List, from the lines below, each one with "title" in it.

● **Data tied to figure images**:
* * * * *
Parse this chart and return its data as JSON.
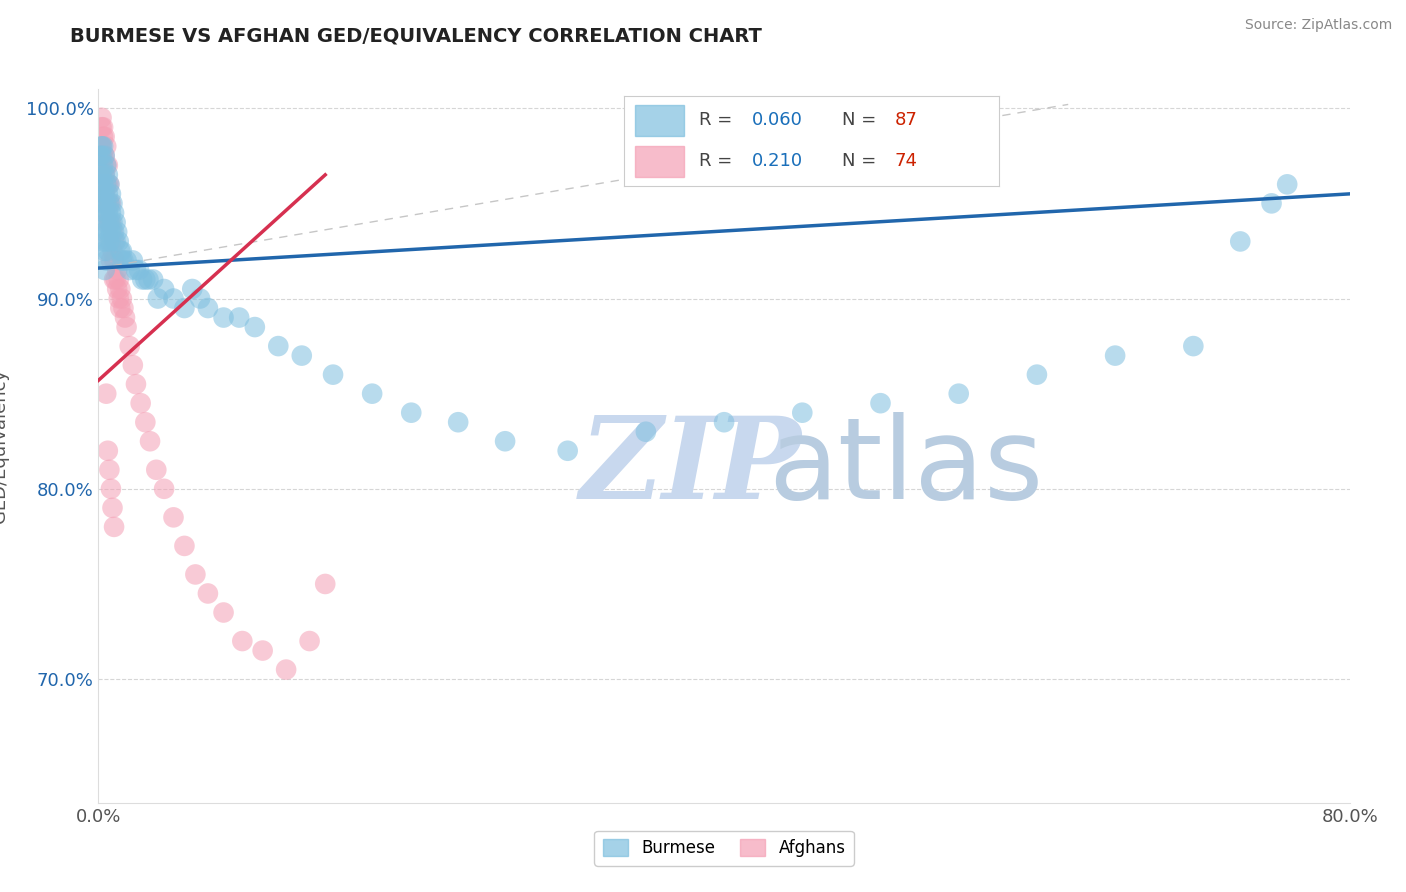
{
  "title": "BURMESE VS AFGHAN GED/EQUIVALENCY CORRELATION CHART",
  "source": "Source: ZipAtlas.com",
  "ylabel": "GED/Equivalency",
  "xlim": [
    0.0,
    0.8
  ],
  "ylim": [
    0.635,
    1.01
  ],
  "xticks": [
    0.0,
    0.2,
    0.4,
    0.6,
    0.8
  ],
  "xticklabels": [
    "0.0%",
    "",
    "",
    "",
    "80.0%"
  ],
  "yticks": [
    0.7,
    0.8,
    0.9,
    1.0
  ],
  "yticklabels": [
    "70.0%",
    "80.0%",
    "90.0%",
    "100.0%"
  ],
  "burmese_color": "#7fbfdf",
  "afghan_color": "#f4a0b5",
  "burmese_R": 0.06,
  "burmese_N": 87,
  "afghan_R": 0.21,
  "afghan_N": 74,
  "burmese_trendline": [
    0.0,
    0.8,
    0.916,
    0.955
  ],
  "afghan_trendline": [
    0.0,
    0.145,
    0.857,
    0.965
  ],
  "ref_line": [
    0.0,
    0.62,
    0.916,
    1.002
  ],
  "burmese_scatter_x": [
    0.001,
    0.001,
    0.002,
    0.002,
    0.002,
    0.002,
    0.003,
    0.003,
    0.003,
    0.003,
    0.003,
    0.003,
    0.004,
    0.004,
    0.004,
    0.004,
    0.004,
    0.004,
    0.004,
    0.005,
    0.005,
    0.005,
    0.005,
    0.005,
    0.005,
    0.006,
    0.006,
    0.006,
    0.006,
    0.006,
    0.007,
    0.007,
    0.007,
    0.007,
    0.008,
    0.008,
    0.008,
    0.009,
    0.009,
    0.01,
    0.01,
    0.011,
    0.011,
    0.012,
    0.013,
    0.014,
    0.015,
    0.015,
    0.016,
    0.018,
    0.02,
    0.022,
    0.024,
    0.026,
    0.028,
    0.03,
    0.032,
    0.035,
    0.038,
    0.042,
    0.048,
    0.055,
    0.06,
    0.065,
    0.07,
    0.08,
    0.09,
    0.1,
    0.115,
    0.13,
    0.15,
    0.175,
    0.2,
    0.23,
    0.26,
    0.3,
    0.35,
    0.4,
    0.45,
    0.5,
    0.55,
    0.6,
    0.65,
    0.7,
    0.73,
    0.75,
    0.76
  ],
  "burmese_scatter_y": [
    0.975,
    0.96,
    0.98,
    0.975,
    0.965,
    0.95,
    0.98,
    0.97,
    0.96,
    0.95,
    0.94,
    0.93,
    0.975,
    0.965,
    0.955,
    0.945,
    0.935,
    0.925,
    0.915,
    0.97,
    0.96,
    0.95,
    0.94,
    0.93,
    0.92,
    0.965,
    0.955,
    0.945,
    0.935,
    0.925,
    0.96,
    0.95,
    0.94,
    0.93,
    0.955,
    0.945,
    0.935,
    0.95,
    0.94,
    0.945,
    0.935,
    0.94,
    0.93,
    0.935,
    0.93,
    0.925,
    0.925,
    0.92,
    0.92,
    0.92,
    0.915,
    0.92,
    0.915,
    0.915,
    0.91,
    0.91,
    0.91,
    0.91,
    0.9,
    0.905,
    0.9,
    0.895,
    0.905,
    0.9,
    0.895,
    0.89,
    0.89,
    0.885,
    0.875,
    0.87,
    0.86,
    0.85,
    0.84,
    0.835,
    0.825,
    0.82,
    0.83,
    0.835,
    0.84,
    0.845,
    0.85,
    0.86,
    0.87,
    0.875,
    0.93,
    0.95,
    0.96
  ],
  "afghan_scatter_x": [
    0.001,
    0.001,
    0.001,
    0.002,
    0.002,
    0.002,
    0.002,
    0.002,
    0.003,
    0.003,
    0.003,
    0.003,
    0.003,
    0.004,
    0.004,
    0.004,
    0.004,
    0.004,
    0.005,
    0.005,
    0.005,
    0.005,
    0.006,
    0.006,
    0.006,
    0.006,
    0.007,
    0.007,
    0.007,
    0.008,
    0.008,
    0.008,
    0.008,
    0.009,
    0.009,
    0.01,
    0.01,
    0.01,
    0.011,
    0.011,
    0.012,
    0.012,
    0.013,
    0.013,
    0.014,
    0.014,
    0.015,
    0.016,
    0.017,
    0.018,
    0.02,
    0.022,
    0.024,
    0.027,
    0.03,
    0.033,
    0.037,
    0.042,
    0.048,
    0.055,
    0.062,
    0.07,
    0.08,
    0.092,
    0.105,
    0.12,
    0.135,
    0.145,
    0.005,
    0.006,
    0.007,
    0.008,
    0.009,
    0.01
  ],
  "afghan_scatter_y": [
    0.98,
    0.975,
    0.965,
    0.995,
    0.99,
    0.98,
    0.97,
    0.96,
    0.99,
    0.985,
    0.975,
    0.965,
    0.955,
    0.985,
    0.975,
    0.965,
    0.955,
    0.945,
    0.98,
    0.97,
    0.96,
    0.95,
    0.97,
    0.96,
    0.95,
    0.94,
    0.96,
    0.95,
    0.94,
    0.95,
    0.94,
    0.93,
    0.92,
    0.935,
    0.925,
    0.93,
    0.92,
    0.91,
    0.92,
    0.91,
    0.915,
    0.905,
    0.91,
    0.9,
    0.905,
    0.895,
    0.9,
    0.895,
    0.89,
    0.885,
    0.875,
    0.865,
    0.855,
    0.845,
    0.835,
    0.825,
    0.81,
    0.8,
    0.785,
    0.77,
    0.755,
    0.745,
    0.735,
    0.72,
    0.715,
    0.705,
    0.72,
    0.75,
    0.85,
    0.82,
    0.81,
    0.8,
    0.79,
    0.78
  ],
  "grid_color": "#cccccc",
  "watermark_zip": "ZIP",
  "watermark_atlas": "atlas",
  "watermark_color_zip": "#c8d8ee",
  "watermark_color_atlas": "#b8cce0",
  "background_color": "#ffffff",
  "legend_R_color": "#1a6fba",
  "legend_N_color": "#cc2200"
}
* * * * *
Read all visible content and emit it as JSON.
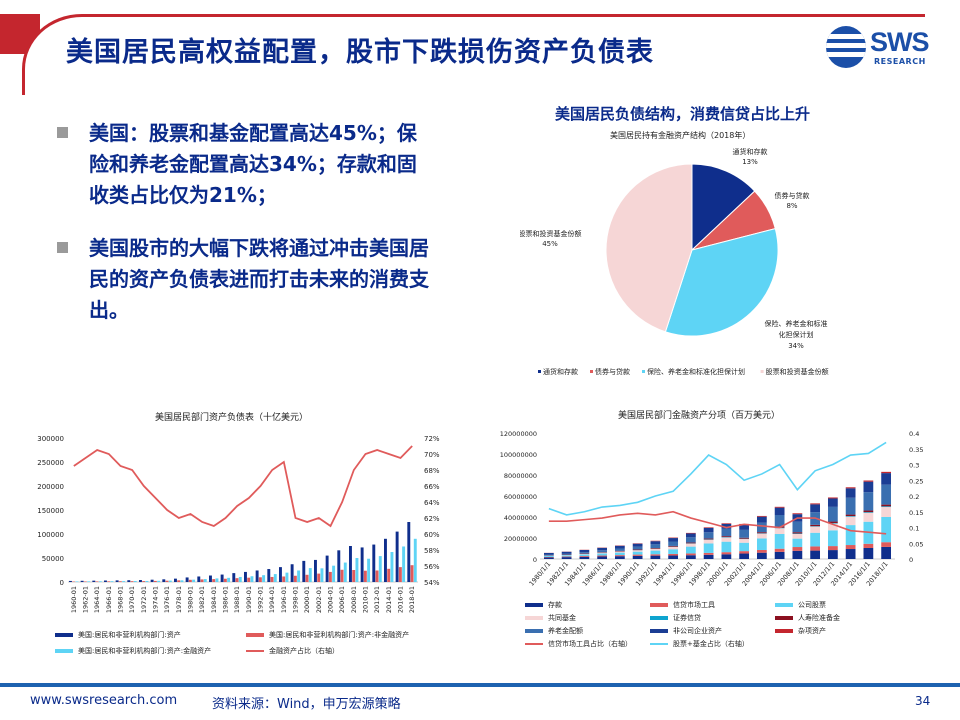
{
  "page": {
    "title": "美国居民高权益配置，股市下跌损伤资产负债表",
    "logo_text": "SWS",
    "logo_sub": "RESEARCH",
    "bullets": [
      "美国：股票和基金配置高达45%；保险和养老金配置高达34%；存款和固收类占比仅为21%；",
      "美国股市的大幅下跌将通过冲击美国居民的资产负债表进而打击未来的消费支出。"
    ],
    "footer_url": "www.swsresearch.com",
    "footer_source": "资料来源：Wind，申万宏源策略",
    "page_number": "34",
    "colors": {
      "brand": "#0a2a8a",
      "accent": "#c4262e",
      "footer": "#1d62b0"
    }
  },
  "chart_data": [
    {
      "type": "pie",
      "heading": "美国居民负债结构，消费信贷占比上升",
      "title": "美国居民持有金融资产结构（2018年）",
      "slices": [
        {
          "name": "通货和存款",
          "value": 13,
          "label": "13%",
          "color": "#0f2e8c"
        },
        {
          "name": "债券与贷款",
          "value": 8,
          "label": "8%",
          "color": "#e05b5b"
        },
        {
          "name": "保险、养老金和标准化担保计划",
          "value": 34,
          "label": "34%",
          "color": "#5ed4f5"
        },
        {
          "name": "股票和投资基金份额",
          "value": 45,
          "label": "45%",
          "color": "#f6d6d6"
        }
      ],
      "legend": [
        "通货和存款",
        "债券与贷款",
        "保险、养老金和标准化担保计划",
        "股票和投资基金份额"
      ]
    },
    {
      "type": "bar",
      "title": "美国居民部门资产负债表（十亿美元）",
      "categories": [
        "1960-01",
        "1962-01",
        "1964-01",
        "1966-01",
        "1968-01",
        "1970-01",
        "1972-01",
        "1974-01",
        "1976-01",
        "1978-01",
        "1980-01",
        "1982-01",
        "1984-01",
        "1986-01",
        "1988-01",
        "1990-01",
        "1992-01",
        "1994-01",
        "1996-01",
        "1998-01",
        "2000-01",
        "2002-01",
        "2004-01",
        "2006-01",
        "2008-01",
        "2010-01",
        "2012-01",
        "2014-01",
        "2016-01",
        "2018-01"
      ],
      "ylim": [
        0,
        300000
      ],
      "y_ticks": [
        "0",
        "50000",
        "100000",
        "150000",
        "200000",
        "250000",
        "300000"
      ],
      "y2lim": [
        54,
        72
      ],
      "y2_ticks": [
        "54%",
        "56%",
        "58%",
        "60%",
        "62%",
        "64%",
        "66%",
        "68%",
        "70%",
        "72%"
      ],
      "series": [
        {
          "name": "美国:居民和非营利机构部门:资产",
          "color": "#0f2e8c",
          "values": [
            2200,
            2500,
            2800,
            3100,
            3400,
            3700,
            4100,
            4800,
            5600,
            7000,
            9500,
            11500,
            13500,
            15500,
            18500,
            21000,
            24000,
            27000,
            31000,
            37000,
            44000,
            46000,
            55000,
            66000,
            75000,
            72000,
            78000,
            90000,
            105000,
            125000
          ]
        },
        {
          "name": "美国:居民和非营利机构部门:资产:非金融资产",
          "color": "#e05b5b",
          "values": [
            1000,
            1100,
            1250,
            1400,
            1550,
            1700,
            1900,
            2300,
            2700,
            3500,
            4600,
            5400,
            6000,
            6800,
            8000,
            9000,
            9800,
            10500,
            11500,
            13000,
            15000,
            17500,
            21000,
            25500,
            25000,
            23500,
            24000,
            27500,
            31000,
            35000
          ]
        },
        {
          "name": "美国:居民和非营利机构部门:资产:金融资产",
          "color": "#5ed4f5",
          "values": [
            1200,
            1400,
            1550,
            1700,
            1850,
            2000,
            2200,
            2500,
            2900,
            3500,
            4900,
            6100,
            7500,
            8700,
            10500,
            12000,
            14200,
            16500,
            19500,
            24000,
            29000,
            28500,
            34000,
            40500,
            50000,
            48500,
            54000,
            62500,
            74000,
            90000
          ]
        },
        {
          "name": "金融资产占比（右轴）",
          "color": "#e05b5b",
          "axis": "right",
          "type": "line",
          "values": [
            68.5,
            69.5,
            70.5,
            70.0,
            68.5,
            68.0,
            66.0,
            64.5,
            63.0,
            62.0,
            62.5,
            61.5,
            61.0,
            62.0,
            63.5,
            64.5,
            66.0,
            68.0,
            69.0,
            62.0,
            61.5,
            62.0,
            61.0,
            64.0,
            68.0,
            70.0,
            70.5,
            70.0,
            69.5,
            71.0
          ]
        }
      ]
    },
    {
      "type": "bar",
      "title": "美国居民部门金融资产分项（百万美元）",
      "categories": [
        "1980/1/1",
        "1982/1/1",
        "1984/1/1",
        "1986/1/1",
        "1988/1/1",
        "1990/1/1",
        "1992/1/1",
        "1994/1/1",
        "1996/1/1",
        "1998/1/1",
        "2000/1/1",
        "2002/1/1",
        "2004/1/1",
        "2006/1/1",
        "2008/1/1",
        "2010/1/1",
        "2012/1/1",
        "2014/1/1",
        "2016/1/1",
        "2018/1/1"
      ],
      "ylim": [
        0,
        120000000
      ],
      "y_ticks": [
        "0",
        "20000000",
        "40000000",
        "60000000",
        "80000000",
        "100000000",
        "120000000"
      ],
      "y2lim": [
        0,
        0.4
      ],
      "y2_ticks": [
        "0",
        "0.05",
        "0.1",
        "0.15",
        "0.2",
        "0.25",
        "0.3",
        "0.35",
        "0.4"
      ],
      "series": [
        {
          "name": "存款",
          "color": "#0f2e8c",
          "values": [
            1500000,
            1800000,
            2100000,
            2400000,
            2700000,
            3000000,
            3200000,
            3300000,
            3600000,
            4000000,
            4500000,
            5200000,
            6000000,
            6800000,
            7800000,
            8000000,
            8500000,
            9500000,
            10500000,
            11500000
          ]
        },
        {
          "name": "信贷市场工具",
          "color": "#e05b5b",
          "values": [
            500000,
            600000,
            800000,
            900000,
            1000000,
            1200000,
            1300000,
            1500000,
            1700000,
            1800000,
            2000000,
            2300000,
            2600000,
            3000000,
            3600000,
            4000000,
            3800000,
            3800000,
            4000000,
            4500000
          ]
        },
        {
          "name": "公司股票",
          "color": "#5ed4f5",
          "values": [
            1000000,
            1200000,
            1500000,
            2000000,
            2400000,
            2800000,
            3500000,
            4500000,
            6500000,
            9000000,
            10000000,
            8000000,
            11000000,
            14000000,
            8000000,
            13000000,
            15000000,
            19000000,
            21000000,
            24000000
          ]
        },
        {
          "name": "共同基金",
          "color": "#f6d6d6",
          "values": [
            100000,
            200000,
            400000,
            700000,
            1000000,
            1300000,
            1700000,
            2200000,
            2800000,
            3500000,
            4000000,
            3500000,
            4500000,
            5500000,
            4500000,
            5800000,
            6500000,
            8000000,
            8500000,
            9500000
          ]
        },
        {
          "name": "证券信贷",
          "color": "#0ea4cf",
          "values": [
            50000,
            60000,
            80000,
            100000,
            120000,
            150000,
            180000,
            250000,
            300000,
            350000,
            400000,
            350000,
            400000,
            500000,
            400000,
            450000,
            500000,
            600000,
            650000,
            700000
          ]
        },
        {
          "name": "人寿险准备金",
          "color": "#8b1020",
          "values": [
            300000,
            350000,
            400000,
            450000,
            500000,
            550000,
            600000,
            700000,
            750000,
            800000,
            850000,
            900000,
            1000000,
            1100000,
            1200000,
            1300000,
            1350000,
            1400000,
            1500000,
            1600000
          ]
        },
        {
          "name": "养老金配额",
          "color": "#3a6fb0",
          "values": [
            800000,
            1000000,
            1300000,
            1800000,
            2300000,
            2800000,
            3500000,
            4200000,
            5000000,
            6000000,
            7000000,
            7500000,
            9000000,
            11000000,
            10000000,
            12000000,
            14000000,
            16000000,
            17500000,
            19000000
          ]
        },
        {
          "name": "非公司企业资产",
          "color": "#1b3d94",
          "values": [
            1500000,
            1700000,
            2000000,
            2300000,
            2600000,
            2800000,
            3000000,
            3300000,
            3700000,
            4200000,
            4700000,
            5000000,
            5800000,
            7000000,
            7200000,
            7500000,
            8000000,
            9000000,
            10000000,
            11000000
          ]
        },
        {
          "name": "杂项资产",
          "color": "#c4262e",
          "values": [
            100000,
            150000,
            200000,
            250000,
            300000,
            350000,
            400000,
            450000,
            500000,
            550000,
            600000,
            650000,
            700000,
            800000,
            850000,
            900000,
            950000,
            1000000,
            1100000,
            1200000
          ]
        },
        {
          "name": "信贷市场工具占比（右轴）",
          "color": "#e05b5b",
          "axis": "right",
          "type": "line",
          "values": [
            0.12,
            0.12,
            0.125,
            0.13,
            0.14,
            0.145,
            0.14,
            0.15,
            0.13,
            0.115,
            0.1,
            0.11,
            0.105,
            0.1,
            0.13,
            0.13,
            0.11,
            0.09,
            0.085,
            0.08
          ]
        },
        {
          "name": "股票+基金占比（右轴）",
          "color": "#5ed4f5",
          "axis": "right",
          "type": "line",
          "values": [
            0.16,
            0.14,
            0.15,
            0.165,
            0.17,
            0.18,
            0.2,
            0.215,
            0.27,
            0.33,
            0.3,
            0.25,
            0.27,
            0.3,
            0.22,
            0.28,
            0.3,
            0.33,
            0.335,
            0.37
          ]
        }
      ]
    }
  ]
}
* * * * *
● **FINAL RESULT**:
  "title": "BURMESE VS AFGHAN GED/EQUIVALENCY CORRELATION CHART",
    "title": "美国居民高权益配置，股市下跌损伤资产负债表",
      "title": "美国居民持有金融资产结构（2018年）",
      "title": "美国居民部门资产负债表（十亿美元）",
      "title": "美国居民部门金融资产分项（百万美元）",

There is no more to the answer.